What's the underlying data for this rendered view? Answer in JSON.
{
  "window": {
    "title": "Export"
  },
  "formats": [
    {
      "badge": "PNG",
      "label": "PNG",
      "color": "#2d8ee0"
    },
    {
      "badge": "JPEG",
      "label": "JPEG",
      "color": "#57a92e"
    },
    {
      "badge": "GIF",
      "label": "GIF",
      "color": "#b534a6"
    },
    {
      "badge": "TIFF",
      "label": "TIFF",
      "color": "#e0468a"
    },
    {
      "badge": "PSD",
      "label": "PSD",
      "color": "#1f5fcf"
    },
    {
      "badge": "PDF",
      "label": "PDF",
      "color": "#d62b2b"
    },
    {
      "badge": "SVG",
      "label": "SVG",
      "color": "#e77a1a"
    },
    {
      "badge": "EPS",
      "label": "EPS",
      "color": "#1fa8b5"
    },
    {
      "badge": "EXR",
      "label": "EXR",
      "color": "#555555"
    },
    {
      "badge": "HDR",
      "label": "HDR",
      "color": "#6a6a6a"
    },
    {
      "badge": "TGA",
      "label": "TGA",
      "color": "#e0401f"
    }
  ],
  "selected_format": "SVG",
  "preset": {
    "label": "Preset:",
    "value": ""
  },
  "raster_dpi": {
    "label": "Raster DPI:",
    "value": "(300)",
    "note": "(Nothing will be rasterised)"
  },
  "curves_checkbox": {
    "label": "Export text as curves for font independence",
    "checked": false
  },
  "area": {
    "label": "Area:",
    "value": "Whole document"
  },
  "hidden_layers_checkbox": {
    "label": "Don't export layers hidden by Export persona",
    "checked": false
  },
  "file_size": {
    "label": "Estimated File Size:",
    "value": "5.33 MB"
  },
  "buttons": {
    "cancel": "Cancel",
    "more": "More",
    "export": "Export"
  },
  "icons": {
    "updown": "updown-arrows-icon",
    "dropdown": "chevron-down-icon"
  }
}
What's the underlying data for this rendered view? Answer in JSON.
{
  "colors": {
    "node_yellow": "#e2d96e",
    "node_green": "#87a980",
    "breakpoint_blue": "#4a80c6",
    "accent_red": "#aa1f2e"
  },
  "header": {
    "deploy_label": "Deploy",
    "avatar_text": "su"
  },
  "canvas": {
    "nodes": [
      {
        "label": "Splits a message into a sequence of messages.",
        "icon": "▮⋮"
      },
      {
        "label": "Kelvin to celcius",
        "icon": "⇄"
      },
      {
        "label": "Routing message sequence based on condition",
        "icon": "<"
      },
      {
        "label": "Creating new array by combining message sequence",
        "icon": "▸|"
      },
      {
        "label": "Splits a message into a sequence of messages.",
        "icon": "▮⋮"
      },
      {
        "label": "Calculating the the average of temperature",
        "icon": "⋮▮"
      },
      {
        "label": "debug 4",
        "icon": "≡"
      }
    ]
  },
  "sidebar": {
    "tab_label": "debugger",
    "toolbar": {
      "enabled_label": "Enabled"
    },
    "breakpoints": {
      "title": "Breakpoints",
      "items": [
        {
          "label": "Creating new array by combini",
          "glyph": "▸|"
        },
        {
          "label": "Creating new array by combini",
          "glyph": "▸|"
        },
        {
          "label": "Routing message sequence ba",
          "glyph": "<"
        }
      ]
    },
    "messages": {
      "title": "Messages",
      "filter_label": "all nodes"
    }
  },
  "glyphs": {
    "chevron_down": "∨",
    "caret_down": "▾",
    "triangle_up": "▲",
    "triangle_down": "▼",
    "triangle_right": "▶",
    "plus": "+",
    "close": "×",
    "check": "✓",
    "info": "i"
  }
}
◇ ◇ ◇ ◇ ◇ ◇ ◇
REQUIRED TASK: Where a line of the material above holds the string "badge", copy that line.

SOLUTION:
      "badge": "PNG",
      "badge": "JPEG",
      "badge": "GIF",
      "badge": "TIFF",
      "badge": "PSD",
      "badge": "PDF",
      "badge": "SVG",
      "badge": "EPS",
      "badge": "EXR",
      "badge": "HDR",
      "badge": "TGA",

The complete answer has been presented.